[Brief] Find each line with the string "However" and copy it.

[Raw records]
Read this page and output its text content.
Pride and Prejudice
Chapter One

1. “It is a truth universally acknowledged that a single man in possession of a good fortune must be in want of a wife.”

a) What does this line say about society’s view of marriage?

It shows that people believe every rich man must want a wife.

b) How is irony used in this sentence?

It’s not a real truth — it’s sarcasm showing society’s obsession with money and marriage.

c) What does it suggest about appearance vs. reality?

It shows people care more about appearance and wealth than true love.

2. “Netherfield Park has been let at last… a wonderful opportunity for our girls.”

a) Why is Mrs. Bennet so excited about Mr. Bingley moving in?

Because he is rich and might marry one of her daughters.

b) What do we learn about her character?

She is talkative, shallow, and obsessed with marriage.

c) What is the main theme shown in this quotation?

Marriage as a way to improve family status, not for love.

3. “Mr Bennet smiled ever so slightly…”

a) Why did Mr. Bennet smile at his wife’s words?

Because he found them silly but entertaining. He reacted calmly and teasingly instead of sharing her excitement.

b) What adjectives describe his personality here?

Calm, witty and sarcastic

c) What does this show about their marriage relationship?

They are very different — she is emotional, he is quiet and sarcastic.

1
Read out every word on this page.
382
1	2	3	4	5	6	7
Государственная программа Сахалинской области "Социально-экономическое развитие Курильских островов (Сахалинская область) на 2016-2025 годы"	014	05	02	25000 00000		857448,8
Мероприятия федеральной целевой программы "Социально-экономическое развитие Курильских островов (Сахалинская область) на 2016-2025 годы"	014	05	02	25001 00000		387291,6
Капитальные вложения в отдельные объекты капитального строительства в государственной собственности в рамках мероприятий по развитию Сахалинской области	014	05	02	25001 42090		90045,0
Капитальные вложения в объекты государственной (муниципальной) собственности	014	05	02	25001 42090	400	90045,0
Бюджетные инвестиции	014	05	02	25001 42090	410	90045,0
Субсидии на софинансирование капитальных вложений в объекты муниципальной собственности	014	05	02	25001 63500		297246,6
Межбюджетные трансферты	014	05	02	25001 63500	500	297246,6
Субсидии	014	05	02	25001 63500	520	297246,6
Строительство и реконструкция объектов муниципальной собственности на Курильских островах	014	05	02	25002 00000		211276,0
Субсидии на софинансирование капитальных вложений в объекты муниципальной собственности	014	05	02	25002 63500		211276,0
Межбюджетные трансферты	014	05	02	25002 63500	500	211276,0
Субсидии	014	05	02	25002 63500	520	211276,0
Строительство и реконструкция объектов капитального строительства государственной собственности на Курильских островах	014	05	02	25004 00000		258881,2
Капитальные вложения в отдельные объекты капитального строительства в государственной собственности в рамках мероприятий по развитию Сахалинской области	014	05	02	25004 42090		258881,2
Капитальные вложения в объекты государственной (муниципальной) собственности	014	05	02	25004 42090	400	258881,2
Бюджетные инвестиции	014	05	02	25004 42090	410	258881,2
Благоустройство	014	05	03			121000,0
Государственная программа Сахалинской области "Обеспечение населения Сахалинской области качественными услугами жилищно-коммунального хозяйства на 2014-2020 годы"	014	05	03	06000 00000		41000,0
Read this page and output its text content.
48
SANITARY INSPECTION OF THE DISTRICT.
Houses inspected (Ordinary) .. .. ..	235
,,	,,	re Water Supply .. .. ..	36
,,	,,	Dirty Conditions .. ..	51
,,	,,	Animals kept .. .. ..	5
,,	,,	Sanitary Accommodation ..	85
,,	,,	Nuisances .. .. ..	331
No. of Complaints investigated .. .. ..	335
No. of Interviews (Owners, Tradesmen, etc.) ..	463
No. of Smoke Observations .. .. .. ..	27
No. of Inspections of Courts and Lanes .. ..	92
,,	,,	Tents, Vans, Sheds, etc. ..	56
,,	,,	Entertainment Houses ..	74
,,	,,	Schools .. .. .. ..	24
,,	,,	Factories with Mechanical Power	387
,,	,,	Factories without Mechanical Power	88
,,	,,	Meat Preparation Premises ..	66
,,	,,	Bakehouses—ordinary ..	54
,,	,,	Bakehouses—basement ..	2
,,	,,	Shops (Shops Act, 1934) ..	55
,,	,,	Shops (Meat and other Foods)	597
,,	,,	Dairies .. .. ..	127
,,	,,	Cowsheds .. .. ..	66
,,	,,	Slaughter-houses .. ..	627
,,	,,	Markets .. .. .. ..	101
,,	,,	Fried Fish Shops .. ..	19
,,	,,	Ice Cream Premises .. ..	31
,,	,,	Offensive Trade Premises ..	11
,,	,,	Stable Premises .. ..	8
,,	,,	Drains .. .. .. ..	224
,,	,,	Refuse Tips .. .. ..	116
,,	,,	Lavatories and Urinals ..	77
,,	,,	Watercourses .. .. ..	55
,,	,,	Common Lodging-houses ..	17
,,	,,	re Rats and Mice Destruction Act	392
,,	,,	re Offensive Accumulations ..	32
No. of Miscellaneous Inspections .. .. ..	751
--
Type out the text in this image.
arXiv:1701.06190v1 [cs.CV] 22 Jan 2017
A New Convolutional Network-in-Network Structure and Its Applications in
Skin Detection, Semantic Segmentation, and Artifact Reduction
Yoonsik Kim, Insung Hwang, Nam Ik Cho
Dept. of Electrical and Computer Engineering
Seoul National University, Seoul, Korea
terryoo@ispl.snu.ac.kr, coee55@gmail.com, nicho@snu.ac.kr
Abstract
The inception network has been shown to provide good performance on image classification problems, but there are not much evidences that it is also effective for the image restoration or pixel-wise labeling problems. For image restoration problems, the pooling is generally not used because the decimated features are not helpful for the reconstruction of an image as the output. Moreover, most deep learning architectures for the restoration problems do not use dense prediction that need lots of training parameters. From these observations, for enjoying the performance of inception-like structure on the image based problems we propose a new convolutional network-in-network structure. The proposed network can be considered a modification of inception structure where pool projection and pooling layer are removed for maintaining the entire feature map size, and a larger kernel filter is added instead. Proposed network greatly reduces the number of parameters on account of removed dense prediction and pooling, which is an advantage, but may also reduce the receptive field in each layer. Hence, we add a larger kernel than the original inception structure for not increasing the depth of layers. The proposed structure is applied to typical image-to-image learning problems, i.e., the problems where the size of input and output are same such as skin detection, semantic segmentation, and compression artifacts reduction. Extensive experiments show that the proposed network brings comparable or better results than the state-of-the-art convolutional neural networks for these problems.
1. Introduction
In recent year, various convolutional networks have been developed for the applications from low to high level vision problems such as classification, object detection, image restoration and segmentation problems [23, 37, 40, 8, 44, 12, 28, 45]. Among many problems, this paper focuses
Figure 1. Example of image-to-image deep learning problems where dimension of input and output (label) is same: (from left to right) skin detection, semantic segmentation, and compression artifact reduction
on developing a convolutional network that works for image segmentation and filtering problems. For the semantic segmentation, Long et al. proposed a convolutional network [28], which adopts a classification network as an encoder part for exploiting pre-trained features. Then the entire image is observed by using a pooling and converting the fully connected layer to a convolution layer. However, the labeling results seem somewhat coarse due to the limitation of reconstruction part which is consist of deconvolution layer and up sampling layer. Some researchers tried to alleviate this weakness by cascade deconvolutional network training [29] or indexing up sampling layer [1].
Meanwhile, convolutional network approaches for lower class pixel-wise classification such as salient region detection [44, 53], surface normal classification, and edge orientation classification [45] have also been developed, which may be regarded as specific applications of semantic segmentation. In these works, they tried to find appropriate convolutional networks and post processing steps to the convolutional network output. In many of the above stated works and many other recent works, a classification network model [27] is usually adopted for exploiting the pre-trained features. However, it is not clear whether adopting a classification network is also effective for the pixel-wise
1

[Response below]
on developing a convolutional network that works for image segmentation and filtering problems. For the semantic segmentation, Long et al. proposed a convolutional network [28], which adopts a classification network as an encoder part for exploiting pre-trained features. Then the entire image is observed by using a pooling and converting the fully connected layer to a convolution layer. However, the labeling results seem somewhat coarse due to the limitation of reconstruction part which is consist of deconvolution layer and up sampling layer. Some researchers tried to alleviate this weakness by cascade deconvolutional network training [29] or indexing up sampling layer [1].
Meanwhile, convolutional network approaches for lower class pixel-wise classification such as salient region detection [44, 53], surface normal classification, and edge orientation classification [45] have also been developed, which may be regarded as specific applications of semantic segmentation. In these works, they tried to find appropriate convolutional networks and post processing steps to the convolutional network output. In many of the above stated works and many other recent works, a classification network model [27] is usually adopted for exploiting the pre-trained features. However, it is not clear whether adopting a classification network is also effective for the pixel-wise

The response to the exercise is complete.